## Description of the task
Reproduce the entries word for word, and omit any picture you find in them.
▼
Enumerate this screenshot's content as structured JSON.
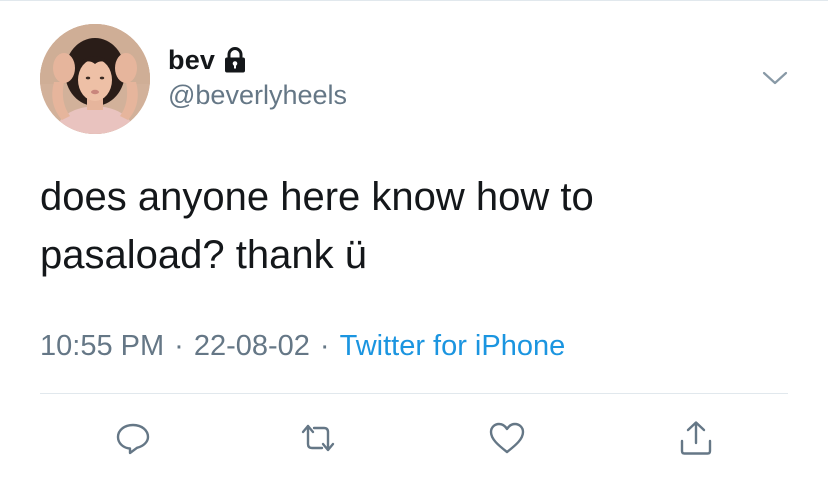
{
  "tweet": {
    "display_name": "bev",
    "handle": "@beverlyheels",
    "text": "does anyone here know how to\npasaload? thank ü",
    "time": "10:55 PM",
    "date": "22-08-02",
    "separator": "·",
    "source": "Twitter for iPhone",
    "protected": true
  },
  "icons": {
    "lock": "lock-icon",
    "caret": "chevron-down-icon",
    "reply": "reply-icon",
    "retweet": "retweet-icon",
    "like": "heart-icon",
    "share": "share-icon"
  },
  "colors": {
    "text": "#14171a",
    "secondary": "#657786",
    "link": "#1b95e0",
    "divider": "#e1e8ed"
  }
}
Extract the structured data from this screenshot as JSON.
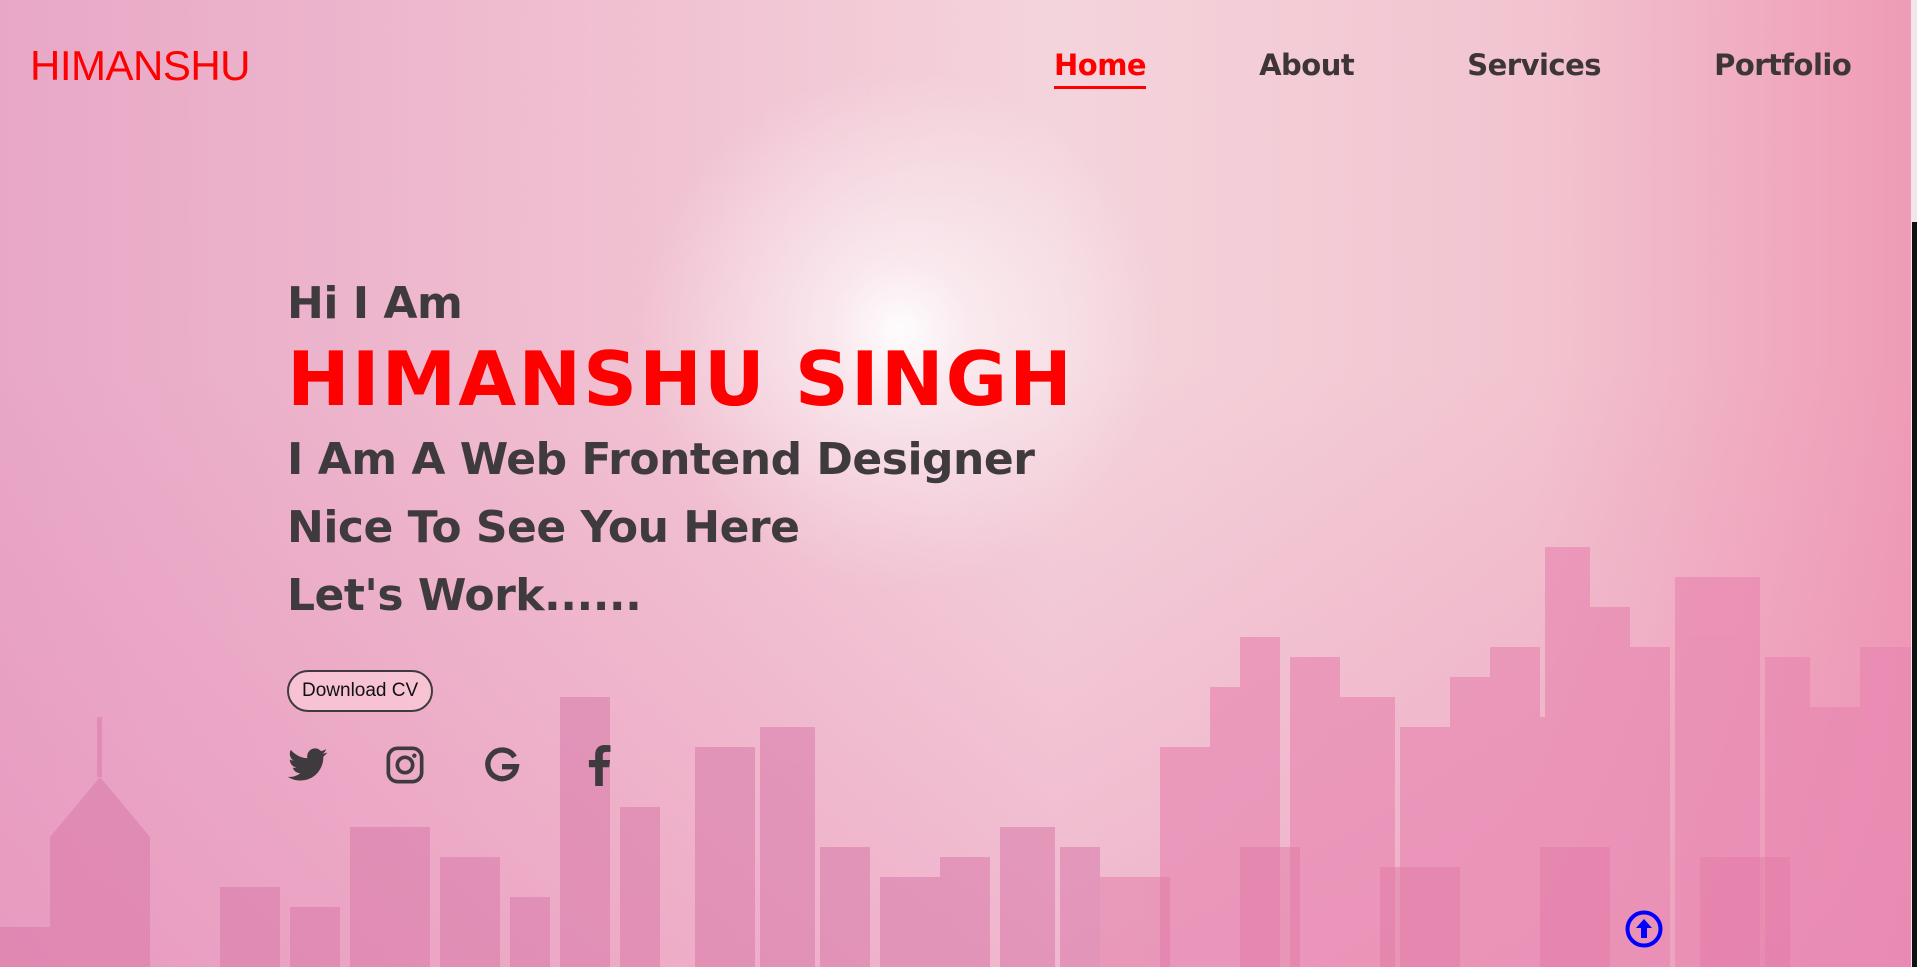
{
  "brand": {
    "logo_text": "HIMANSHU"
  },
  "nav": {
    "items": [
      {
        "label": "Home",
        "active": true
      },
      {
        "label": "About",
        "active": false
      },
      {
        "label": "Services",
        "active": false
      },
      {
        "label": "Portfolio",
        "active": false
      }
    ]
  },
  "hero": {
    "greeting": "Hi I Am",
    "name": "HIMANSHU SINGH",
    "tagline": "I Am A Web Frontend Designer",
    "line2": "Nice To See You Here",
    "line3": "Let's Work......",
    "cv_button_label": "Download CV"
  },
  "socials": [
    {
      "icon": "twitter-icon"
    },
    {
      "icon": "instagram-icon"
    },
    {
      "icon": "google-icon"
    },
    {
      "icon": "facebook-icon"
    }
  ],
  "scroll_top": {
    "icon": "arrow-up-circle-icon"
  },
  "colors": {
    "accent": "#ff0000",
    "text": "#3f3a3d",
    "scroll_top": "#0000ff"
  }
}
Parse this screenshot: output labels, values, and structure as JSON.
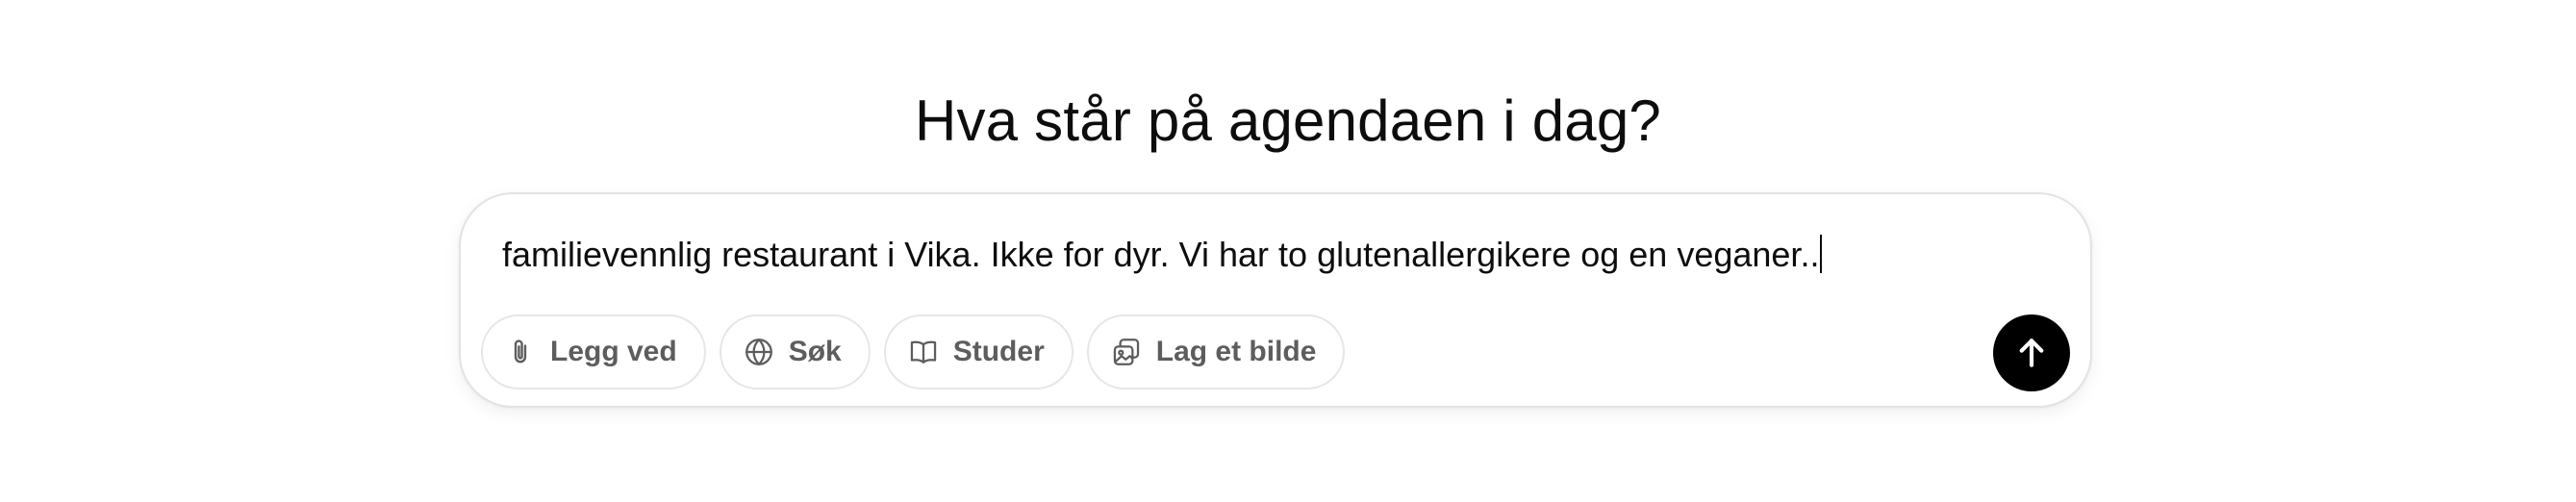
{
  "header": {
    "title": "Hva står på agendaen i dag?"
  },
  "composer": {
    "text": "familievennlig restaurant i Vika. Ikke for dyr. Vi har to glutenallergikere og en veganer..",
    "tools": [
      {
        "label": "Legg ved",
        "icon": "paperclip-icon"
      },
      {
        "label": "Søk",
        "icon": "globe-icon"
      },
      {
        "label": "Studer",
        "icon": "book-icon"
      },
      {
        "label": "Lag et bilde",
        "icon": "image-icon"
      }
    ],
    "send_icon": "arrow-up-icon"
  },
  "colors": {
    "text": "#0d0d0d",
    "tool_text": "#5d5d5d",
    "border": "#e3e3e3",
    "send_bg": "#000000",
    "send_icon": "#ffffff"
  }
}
▲
## Response
Enumerate this screenshot's content as structured JSON.
{
  "tweet": {
    "display_name": "bev",
    "handle": "@beverlyheels",
    "text": "does anyone here know how to\npasaload? thank ü",
    "time": "10:55 PM",
    "date": "22-08-02",
    "separator": "·",
    "source": "Twitter for iPhone",
    "protected": true
  },
  "icons": {
    "lock": "lock-icon",
    "caret": "chevron-down-icon",
    "reply": "reply-icon",
    "retweet": "retweet-icon",
    "like": "heart-icon",
    "share": "share-icon"
  },
  "colors": {
    "text": "#14171a",
    "secondary": "#657786",
    "link": "#1b95e0",
    "divider": "#e1e8ed"
  }
}
Extract the structured data from this screenshot as JSON.
{
  "brand": {
    "logo_text": "HIMANSHU"
  },
  "nav": {
    "items": [
      {
        "label": "Home",
        "active": true
      },
      {
        "label": "About",
        "active": false
      },
      {
        "label": "Services",
        "active": false
      },
      {
        "label": "Portfolio",
        "active": false
      }
    ]
  },
  "hero": {
    "greeting": "Hi I Am",
    "name": "HIMANSHU SINGH",
    "tagline": "I Am A Web Frontend Designer",
    "line2": "Nice To See You Here",
    "line3": "Let's Work......",
    "cv_button_label": "Download CV"
  },
  "socials": [
    {
      "icon": "twitter-icon"
    },
    {
      "icon": "instagram-icon"
    },
    {
      "icon": "google-icon"
    },
    {
      "icon": "facebook-icon"
    }
  ],
  "scroll_top": {
    "icon": "arrow-up-circle-icon"
  },
  "colors": {
    "accent": "#ff0000",
    "text": "#3f3a3d",
    "scroll_top": "#0000ff"
  }
}
Parse this screenshot: output labels, values, and structure as JSON.
{
  "header": {
    "title": "Hva står på agendaen i dag?"
  },
  "composer": {
    "text": "familievennlig restaurant i Vika. Ikke for dyr. Vi har to glutenallergikere og en veganer..",
    "tools": [
      {
        "label": "Legg ved",
        "icon": "paperclip-icon"
      },
      {
        "label": "Søk",
        "icon": "globe-icon"
      },
      {
        "label": "Studer",
        "icon": "book-icon"
      },
      {
        "label": "Lag et bilde",
        "icon": "image-icon"
      }
    ],
    "send_icon": "arrow-up-icon"
  },
  "colors": {
    "text": "#0d0d0d",
    "tool_text": "#5d5d5d",
    "border": "#e3e3e3",
    "send_bg": "#000000",
    "send_icon": "#ffffff"
  }
}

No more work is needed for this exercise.